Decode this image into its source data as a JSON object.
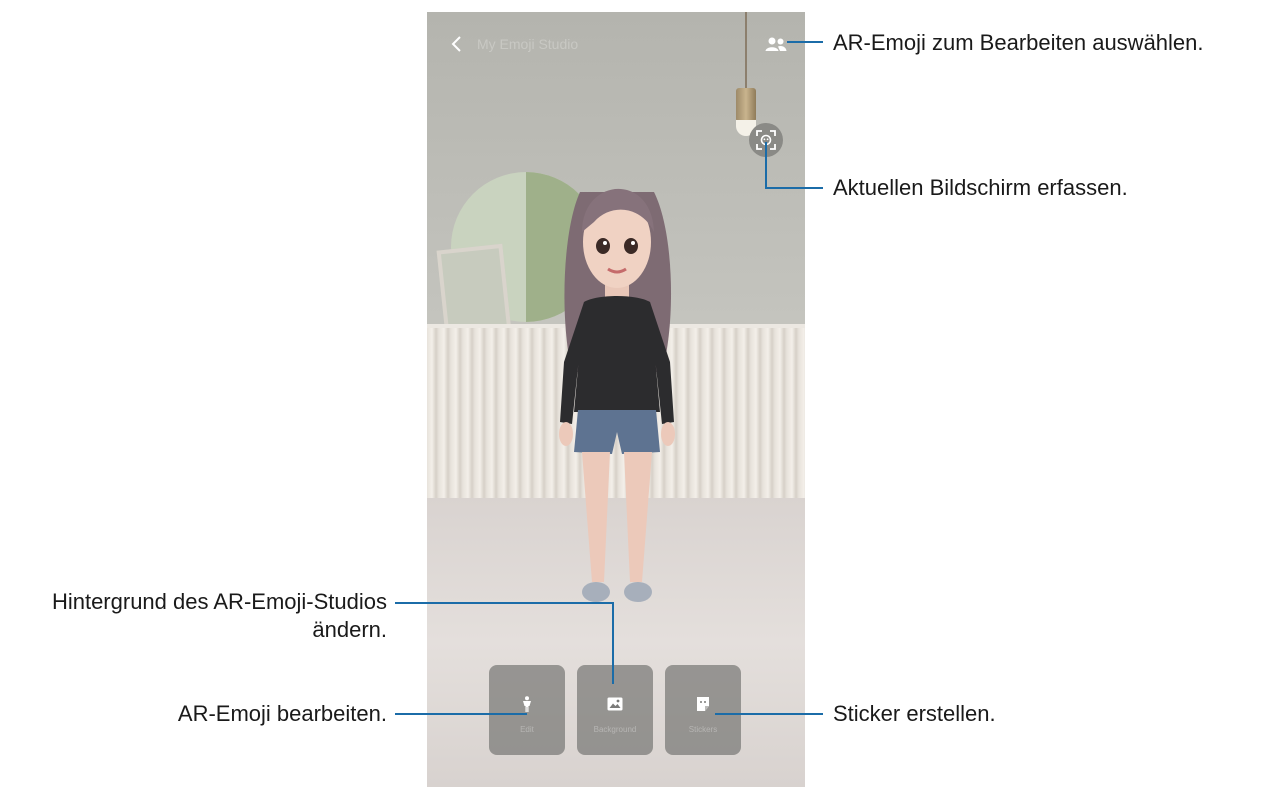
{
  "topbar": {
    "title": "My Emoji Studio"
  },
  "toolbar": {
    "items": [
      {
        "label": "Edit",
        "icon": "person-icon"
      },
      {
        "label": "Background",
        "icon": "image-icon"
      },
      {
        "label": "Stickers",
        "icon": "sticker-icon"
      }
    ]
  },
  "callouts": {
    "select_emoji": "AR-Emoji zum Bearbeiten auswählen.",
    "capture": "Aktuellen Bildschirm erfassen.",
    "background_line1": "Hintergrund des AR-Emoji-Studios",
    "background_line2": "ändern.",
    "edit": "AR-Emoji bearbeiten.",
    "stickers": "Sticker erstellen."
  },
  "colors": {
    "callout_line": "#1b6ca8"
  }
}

----

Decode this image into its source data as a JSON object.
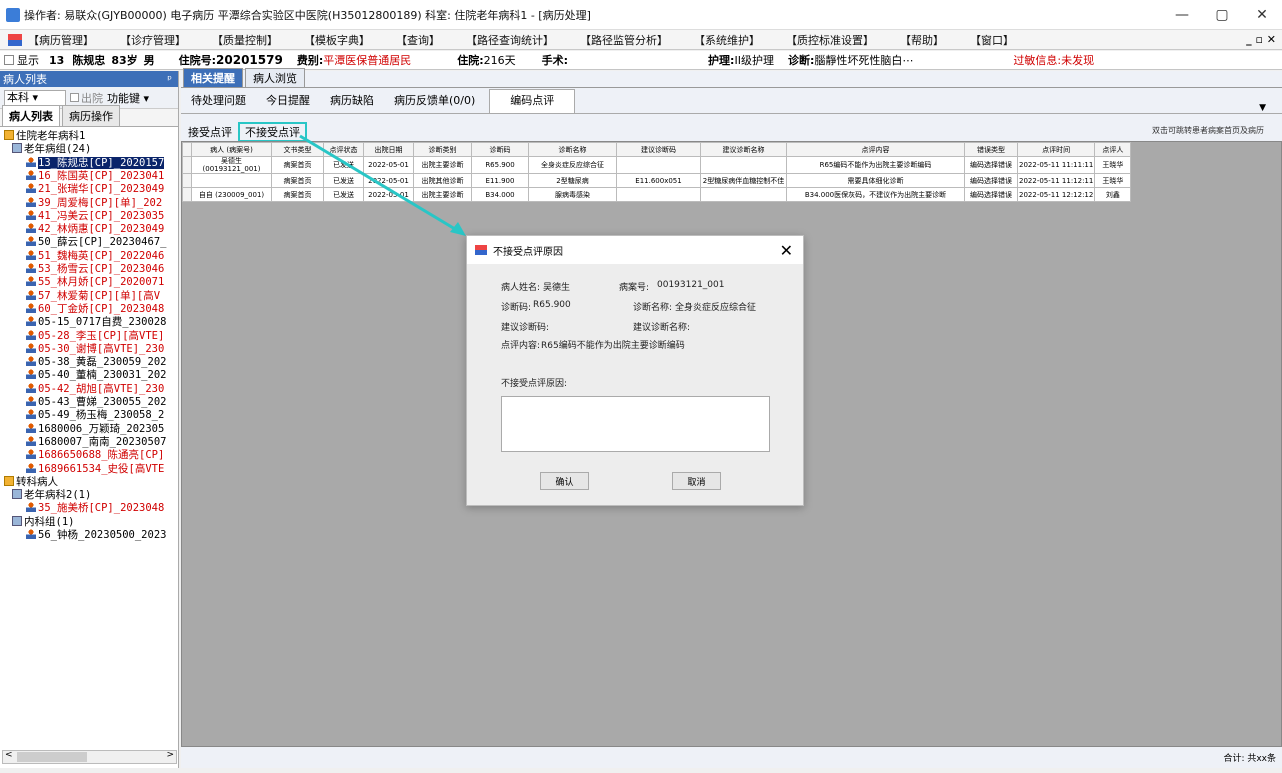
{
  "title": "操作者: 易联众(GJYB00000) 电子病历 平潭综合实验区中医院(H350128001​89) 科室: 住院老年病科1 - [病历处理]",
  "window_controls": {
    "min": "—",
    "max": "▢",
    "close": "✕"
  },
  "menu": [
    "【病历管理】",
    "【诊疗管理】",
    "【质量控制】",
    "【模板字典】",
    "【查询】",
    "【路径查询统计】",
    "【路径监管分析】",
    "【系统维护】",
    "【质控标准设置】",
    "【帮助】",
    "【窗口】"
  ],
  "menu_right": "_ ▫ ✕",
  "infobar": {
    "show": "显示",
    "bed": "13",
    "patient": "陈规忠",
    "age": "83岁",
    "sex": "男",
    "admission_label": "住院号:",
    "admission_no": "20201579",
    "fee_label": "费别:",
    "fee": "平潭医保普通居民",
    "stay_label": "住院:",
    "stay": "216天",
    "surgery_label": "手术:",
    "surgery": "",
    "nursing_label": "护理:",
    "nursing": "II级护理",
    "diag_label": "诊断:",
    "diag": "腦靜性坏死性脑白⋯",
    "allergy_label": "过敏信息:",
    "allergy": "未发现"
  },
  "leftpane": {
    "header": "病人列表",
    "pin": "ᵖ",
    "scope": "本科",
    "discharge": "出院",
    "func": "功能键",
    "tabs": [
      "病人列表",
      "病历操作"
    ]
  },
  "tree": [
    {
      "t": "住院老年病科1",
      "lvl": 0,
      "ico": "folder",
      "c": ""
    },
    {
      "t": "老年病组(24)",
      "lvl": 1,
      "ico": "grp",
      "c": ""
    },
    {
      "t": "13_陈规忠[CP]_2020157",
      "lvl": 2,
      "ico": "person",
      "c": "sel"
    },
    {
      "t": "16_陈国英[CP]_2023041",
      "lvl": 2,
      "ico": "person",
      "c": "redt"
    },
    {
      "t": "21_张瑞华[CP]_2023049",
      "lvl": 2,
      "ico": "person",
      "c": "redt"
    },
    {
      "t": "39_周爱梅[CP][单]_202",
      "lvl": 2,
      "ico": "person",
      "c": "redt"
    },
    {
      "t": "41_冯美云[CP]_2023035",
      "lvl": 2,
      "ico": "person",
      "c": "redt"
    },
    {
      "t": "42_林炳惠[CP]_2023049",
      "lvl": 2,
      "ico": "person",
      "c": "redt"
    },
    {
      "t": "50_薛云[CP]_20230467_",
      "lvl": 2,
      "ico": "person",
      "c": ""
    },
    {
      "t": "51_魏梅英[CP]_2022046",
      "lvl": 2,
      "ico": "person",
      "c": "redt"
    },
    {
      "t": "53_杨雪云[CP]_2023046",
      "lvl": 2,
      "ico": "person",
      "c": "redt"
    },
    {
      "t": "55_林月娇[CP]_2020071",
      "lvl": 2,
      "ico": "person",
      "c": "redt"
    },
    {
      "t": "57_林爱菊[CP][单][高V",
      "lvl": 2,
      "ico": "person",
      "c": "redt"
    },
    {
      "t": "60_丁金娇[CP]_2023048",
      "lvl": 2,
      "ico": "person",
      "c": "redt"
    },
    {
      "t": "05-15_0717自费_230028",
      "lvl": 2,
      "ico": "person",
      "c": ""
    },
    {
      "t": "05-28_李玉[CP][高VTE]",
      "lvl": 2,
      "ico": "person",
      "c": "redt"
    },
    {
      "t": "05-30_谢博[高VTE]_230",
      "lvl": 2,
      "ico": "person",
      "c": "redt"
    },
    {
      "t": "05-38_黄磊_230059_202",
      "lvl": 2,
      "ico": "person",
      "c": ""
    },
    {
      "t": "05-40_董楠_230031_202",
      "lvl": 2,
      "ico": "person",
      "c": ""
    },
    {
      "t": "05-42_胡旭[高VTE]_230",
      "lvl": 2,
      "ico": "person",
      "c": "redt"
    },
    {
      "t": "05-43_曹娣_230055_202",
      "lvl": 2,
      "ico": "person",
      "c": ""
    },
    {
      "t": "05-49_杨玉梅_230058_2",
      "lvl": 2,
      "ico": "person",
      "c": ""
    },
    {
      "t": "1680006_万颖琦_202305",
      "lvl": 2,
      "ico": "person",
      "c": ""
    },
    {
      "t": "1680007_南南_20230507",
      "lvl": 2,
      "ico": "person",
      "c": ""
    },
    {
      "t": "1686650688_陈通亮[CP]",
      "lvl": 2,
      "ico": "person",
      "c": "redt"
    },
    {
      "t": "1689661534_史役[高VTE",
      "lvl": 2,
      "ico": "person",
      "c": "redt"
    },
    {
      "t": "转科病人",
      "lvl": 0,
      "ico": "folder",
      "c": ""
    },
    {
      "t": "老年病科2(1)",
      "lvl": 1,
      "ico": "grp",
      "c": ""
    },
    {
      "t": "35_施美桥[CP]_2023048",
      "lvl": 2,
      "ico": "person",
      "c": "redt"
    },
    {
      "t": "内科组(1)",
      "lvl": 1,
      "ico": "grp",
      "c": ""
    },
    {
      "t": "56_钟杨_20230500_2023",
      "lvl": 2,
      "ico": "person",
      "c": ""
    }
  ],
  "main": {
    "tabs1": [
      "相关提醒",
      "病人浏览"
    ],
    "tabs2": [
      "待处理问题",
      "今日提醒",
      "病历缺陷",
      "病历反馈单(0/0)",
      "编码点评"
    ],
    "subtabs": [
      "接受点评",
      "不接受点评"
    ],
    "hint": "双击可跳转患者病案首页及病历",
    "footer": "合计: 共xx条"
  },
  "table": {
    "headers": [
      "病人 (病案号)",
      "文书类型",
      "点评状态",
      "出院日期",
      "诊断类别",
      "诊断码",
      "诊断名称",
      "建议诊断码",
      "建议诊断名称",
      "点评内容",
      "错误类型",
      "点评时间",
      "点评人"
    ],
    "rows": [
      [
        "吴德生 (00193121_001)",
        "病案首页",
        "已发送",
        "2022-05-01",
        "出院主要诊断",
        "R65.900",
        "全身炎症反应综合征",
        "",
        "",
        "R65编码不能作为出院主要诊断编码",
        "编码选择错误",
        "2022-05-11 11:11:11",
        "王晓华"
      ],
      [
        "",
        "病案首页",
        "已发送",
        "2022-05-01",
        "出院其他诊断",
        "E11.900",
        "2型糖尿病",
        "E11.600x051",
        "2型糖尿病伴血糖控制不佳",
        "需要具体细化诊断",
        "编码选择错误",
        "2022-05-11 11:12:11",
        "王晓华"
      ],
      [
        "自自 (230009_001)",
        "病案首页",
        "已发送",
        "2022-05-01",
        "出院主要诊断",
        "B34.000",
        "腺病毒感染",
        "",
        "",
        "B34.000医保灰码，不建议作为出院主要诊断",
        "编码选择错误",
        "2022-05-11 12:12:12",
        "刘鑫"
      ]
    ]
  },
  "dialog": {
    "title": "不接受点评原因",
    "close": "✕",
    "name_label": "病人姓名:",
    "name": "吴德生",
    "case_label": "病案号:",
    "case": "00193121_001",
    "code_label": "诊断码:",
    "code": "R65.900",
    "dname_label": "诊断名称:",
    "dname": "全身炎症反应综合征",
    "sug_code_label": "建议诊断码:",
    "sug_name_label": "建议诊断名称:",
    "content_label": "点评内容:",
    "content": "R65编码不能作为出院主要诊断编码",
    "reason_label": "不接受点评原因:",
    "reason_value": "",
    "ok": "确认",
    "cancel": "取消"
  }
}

----

* [GIVEN REQUEST] Pick out the lines that have the word "icon". Copy them all.

* [EXERCISE SOLUTION]
        "icon": "person-icon"
        "icon": "image-icon"
        "icon": "sticker-icon"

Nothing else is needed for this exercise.